>> BEGIN Data supplied

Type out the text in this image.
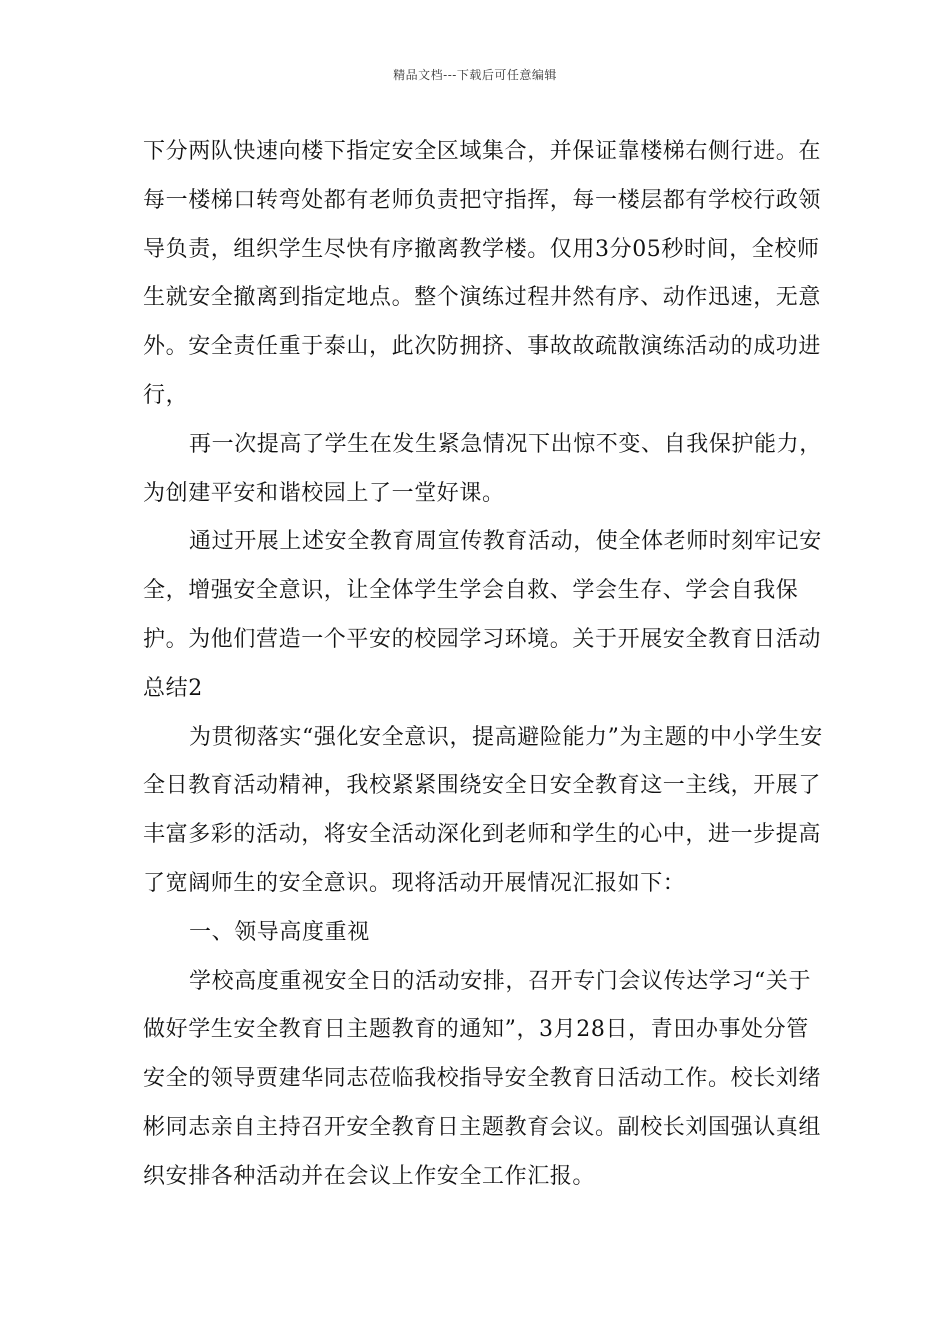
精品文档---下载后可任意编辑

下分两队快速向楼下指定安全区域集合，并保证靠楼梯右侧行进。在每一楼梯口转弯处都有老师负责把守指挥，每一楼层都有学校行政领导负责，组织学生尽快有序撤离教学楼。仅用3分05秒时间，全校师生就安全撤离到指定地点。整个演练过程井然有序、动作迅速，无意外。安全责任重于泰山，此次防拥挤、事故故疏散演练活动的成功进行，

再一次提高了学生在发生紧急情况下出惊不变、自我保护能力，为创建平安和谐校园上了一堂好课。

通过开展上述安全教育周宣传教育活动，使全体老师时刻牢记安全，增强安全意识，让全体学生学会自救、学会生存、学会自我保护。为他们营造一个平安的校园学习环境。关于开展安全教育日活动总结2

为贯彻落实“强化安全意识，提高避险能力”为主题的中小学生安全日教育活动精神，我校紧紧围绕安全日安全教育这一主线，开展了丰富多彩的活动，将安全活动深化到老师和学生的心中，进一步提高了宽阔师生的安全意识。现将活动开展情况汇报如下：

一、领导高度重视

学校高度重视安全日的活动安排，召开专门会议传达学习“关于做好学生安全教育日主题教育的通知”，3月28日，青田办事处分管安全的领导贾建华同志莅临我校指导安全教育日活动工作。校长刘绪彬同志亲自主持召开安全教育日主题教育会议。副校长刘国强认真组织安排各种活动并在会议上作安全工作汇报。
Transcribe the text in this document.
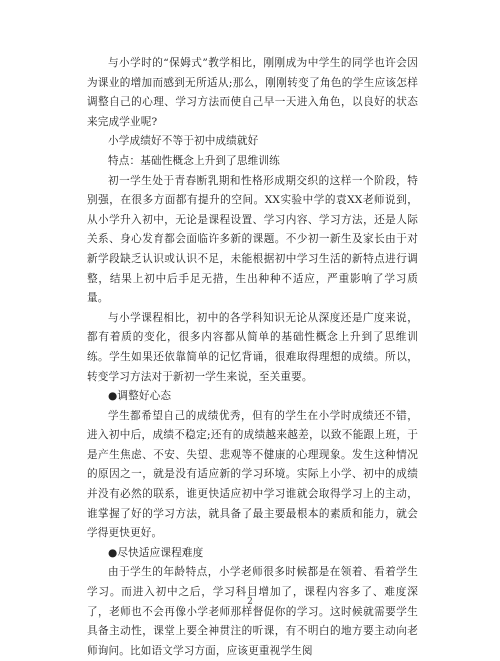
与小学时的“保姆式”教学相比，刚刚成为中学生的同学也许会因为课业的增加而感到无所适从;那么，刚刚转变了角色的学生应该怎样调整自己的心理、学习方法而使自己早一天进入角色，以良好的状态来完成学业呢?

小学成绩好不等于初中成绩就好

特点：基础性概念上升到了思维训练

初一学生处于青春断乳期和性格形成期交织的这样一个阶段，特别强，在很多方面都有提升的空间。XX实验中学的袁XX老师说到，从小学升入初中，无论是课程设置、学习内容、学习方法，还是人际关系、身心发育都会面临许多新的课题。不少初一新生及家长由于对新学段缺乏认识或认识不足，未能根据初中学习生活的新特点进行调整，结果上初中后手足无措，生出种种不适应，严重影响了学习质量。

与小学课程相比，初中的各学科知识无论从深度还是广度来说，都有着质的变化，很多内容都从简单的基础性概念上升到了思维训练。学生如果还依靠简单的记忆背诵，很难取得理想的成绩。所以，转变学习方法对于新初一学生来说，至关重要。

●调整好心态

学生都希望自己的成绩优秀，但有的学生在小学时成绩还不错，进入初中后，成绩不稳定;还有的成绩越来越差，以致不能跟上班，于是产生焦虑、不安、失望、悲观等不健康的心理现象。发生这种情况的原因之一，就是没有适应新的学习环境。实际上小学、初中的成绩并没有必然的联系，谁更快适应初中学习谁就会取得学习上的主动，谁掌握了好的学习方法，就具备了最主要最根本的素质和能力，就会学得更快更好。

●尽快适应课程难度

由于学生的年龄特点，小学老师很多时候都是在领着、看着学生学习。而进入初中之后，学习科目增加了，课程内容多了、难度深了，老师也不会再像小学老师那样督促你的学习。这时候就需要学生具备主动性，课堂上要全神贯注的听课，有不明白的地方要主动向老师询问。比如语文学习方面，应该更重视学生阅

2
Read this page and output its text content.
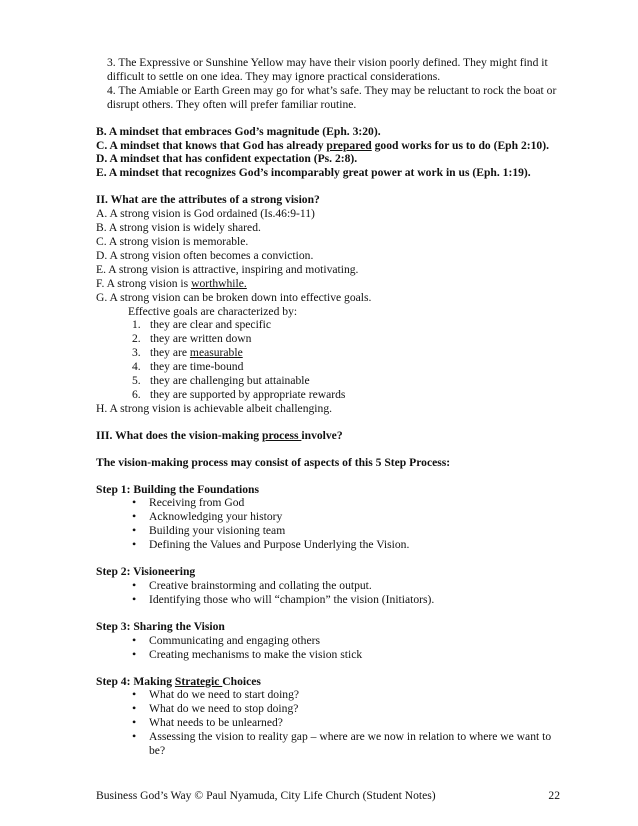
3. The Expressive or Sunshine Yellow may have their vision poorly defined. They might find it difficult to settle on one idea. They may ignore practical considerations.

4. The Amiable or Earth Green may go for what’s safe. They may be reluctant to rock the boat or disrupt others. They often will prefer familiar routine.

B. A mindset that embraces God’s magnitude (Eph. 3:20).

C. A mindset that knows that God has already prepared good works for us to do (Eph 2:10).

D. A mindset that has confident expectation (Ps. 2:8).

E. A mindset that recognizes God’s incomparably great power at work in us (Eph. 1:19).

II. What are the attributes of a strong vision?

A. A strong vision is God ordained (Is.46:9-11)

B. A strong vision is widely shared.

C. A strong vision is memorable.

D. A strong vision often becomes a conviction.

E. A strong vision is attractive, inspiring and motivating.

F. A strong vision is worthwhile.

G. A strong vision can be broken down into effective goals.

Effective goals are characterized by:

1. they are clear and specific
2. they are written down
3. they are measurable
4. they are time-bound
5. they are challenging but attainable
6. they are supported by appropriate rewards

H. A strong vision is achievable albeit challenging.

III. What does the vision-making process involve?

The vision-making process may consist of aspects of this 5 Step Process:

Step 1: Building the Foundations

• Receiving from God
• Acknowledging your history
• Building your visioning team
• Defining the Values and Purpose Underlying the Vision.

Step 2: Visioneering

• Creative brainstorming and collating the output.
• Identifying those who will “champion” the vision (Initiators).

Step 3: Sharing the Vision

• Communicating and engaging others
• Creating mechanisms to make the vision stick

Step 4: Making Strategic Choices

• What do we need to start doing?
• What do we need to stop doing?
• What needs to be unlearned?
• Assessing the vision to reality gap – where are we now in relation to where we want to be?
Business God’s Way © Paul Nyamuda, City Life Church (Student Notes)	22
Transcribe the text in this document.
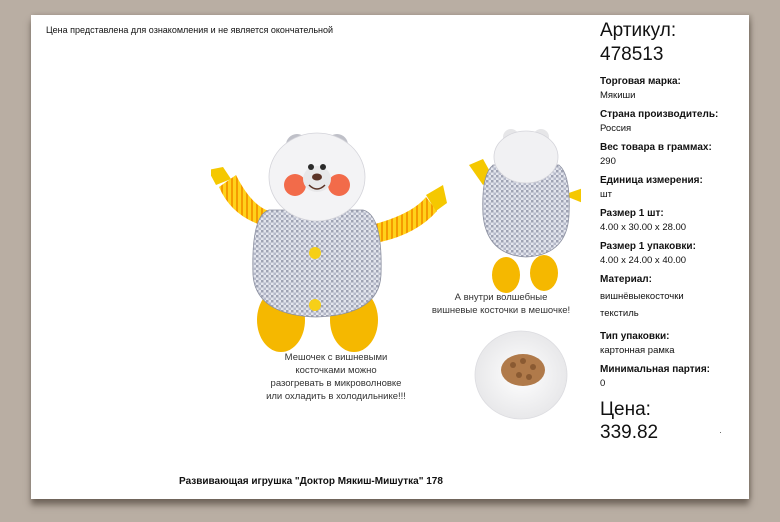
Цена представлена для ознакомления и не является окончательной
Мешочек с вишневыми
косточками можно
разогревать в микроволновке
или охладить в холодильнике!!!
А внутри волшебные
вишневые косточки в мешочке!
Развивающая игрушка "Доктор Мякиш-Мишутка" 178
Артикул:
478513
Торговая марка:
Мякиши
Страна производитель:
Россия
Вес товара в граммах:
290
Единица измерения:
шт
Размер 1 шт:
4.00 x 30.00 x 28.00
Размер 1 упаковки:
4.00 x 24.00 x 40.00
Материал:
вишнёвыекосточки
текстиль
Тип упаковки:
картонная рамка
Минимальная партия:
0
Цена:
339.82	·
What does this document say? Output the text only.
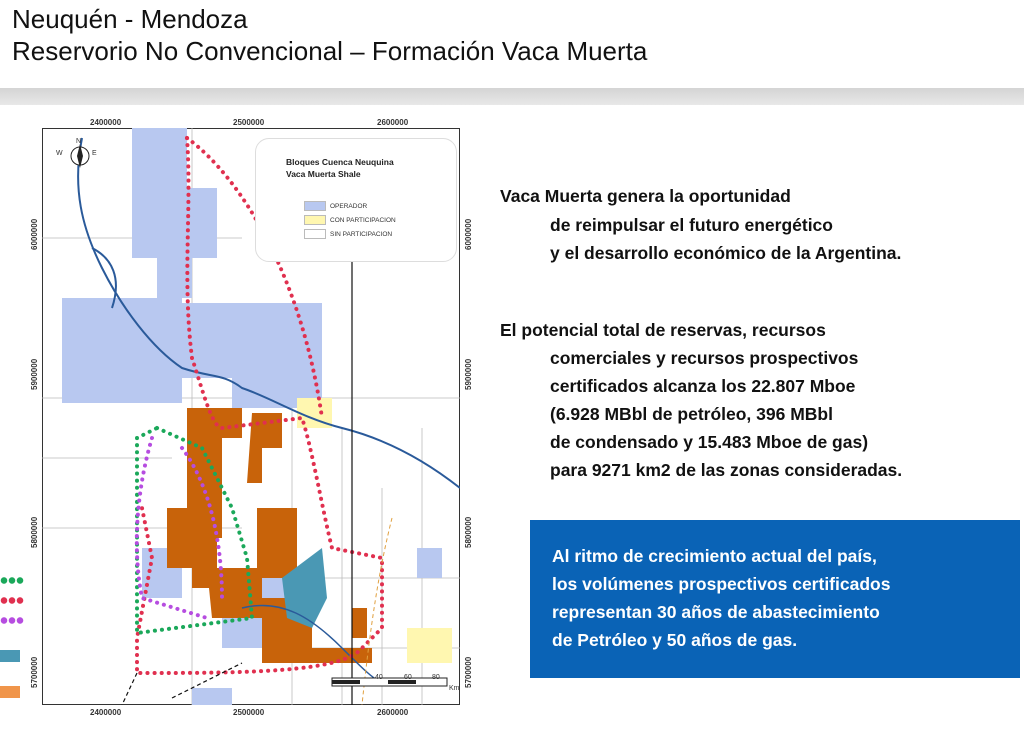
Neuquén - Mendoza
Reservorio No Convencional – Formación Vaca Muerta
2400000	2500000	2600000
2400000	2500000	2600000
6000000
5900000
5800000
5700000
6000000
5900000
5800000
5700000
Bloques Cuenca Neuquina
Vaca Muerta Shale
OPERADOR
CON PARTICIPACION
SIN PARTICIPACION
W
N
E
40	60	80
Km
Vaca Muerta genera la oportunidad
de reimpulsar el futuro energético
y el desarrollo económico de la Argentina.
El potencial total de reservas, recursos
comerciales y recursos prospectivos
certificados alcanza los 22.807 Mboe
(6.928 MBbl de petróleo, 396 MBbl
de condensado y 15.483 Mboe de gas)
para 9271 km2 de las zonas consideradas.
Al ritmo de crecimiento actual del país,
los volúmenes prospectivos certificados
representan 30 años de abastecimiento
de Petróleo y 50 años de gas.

>> END Data supplied

Goal of the exercise: Without the pictures, output the full listing exactly as it stands.

Answer in full:
Type out the text in this image.
精品文档---下载后可任意编辑

下分两队快速向楼下指定安全区域集合，并保证靠楼梯右侧行进。在每一楼梯口转弯处都有老师负责把守指挥，每一楼层都有学校行政领导负责，组织学生尽快有序撤离教学楼。仅用3分05秒时间，全校师生就安全撤离到指定地点。整个演练过程井然有序、动作迅速，无意外。安全责任重于泰山，此次防拥挤、事故故疏散演练活动的成功进行，

再一次提高了学生在发生紧急情况下出惊不变、自我保护能力，为创建平安和谐校园上了一堂好课。

通过开展上述安全教育周宣传教育活动，使全体老师时刻牢记安全，增强安全意识，让全体学生学会自救、学会生存、学会自我保护。为他们营造一个平安的校园学习环境。关于开展安全教育日活动总结2

为贯彻落实“强化安全意识，提高避险能力”为主题的中小学生安全日教育活动精神，我校紧紧围绕安全日安全教育这一主线，开展了丰富多彩的活动，将安全活动深化到老师和学生的心中，进一步提高了宽阔师生的安全意识。现将活动开展情况汇报如下：

一、领导高度重视

学校高度重视安全日的活动安排，召开专门会议传达学习“关于做好学生安全教育日主题教育的通知”，3月28日，青田办事处分管安全的领导贾建华同志莅临我校指导安全教育日活动工作。校长刘绪彬同志亲自主持召开安全教育日主题教育会议。副校长刘国强认真组织安排各种活动并在会议上作安全工作汇报。
Transcribe the text in this document.
与小学时的“保姆式”教学相比，刚刚成为中学生的同学也许会因为课业的增加而感到无所适从;那么，刚刚转变了角色的学生应该怎样调整自己的心理、学习方法而使自己早一天进入角色，以良好的状态来完成学业呢?

小学成绩好不等于初中成绩就好

特点：基础性概念上升到了思维训练

初一学生处于青春断乳期和性格形成期交织的这样一个阶段，特别强，在很多方面都有提升的空间。XX实验中学的袁XX老师说到，从小学升入初中，无论是课程设置、学习内容、学习方法，还是人际关系、身心发育都会面临许多新的课题。不少初一新生及家长由于对新学段缺乏认识或认识不足，未能根据初中学习生活的新特点进行调整，结果上初中后手足无措，生出种种不适应，严重影响了学习质量。

与小学课程相比，初中的各学科知识无论从深度还是广度来说，都有着质的变化，很多内容都从简单的基础性概念上升到了思维训练。学生如果还依靠简单的记忆背诵，很难取得理想的成绩。所以，转变学习方法对于新初一学生来说，至关重要。

●调整好心态

学生都希望自己的成绩优秀，但有的学生在小学时成绩还不错，进入初中后，成绩不稳定;还有的成绩越来越差，以致不能跟上班，于是产生焦虑、不安、失望、悲观等不健康的心理现象。发生这种情况的原因之一，就是没有适应新的学习环境。实际上小学、初中的成绩并没有必然的联系，谁更快适应初中学习谁就会取得学习上的主动，谁掌握了好的学习方法，就具备了最主要最根本的素质和能力，就会学得更快更好。

●尽快适应课程难度

由于学生的年龄特点，小学老师很多时候都是在领着、看着学生学习。而进入初中之后，学习科目增加了，课程内容多了、难度深了，老师也不会再像小学老师那样督促你的学习。这时候就需要学生具备主动性，课堂上要全神贯注的听课，有不明白的地方要主动向老师询问。比如语文学习方面，应该更重视学生阅

2
Read this page and output its text content.
3. The Expressive or Sunshine Yellow may have their vision poorly defined. They might find it difficult to settle on one idea. They may ignore practical considerations.

4. The Amiable or Earth Green may go for what’s safe. They may be reluctant to rock the boat or disrupt others. They often will prefer familiar routine.

B. A mindset that embraces God’s magnitude (Eph. 3:20).

C. A mindset that knows that God has already prepared good works for us to do (Eph 2:10).

D. A mindset that has confident expectation (Ps. 2:8).

E. A mindset that recognizes God’s incomparably great power at work in us (Eph. 1:19).

II. What are the attributes of a strong vision?

A. A strong vision is God ordained (Is.46:9-11)

B. A strong vision is widely shared.

C. A strong vision is memorable.

D. A strong vision often becomes a conviction.

E. A strong vision is attractive, inspiring and motivating.

F. A strong vision is worthwhile.

G. A strong vision can be broken down into effective goals.

Effective goals are characterized by:

1. they are clear and specific
2. they are written down
3. they are measurable
4. they are time-bound
5. they are challenging but attainable
6. they are supported by appropriate rewards

H. A strong vision is achievable albeit challenging.

III. What does the vision-making process involve?

The vision-making process may consist of aspects of this 5 Step Process:

Step 1: Building the Foundations

• Receiving from God
• Acknowledging your history
• Building your visioning team
• Defining the Values and Purpose Underlying the Vision.

Step 2: Visioneering

• Creative brainstorming and collating the output.
• Identifying those who will “champion” the vision (Initiators).

Step 3: Sharing the Vision

• Communicating and engaging others
• Creating mechanisms to make the vision stick

Step 4: Making Strategic Choices

• What do we need to start doing?
• What do we need to stop doing?
• What needs to be unlearned?
• Assessing the vision to reality gap – where are we now in relation to where we want to be?
Business God’s Way © Paul Nyamuda, City Life Church (Student Notes)	22
Transcribe the text in this document.
Цена представлена для ознакомления и не является окончательной
Мешочек с вишневыми
косточками можно
разогревать в микроволновке
или охладить в холодильнике!!!
А внутри волшебные
вишневые косточки в мешочке!
Развивающая игрушка "Доктор Мякиш-Мишутка" 178
Артикул:
478513
Торговая марка:
Мякиши
Страна производитель:
Россия
Вес товара в граммах:
290
Единица измерения:
шт
Размер 1 шт:
4.00 x 30.00 x 28.00
Размер 1 упаковки:
4.00 x 24.00 x 40.00
Материал:
вишнёвыекосточки
текстиль
Тип упаковки:
картонная рамка
Минимальная партия:
0
Цена:
339.82	·
What does this document say? Output the text only.
Neuquén - Mendoza
Reservorio No Convencional – Formación Vaca Muerta
2400000	2500000	2600000
2400000	2500000	2600000
6000000
5900000
5800000
5700000
6000000
5900000
5800000
5700000
Bloques Cuenca Neuquina
Vaca Muerta Shale
OPERADOR
CON PARTICIPACION
SIN PARTICIPACION
W
N
E
40	60	80
Km
Vaca Muerta genera la oportunidad
de reimpulsar el futuro energético
y el desarrollo económico de la Argentina.
El potencial total de reservas, recursos
comerciales y recursos prospectivos
certificados alcanza los 22.807 Mboe
(6.928 MBbl de petróleo, 396 MBbl
de condensado y 15.483 Mboe de gas)
para 9271 km2 de las zonas consideradas.
Al ritmo de crecimiento actual del país,
los volúmenes prospectivos certificados
representan 30 años de abastecimiento
de Petróleo y 50 años de gas.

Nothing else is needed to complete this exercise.